**CHALLENGE:** Retype the records that come next, word for word.

[START]

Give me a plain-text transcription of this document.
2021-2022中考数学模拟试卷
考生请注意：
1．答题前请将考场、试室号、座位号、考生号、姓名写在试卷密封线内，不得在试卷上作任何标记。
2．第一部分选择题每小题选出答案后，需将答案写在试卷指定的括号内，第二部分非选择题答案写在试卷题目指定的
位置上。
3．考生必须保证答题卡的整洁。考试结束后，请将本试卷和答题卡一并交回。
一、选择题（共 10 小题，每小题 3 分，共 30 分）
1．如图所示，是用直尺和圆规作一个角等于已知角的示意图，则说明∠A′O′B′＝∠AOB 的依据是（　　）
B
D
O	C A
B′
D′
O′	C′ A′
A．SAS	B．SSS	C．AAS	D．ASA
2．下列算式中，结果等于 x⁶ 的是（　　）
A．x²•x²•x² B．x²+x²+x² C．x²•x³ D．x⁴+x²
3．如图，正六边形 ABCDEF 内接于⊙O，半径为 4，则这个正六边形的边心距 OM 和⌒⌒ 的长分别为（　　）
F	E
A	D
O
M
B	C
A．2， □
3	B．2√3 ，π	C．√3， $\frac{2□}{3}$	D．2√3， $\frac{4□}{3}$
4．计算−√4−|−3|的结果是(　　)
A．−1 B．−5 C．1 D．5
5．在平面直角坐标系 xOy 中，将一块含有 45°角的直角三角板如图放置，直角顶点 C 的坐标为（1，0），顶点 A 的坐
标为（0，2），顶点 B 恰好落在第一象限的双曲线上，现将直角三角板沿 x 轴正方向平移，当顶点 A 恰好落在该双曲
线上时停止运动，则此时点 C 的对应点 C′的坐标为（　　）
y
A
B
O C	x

[END]

**RESULT FOR THIS EXERCISE:**
Give me a plain-text transcription of this document.
2021-2022中考数学模拟试卷
考生请注意：
1．答题前请将考场、试室号、座位号、考生号、姓名写在试卷密封线内，不得在试卷上作任何标记。
2．第一部分选择题每小题选出答案后，需将答案写在试卷指定的括号内，第二部分非选择题答案写在试卷题目指定的
位置上。
3．考生必须保证答题卡的整洁。考试结束后，请将本试卷和答题卡一并交回。
一、选择题（共 10 小题，每小题 3 分，共 30 分）
1．如图所示，是用直尺和圆规作一个角等于已知角的示意图，则说明∠A′O′B′＝∠AOB 的依据是（　　）
B
D
O	C A
B′
D′
O′	C′ A′
A．SAS	B．SSS	C．AAS	D．ASA
2．下列算式中，结果等于 x⁶ 的是（　　）
A．x²•x²•x² B．x²+x²+x² C．x²•x³ D．x⁴+x²
3．如图，正六边形 ABCDEF 内接于⊙O，半径为 4，则这个正六边形的边心距 OM 和⌒⌒ 的长分别为（　　）
F	E
A	D
O
M
B	C
A．2， □
3	B．2√3 ，π	C．√3， $\frac{2□}{3}$	D．2√3， $\frac{4□}{3}$
4．计算−√4−|−3|的结果是(　　)
A．−1 B．−5 C．1 D．5
5．在平面直角坐标系 xOy 中，将一块含有 45°角的直角三角板如图放置，直角顶点 C 的坐标为（1，0），顶点 A 的坐
标为（0，2），顶点 B 恰好落在第一象限的双曲线上，现将直角三角板沿 x 轴正方向平移，当顶点 A 恰好落在该双曲
线上时停止运动，则此时点 C 的对应点 C′的坐标为（　　）
y
A
B
O C	x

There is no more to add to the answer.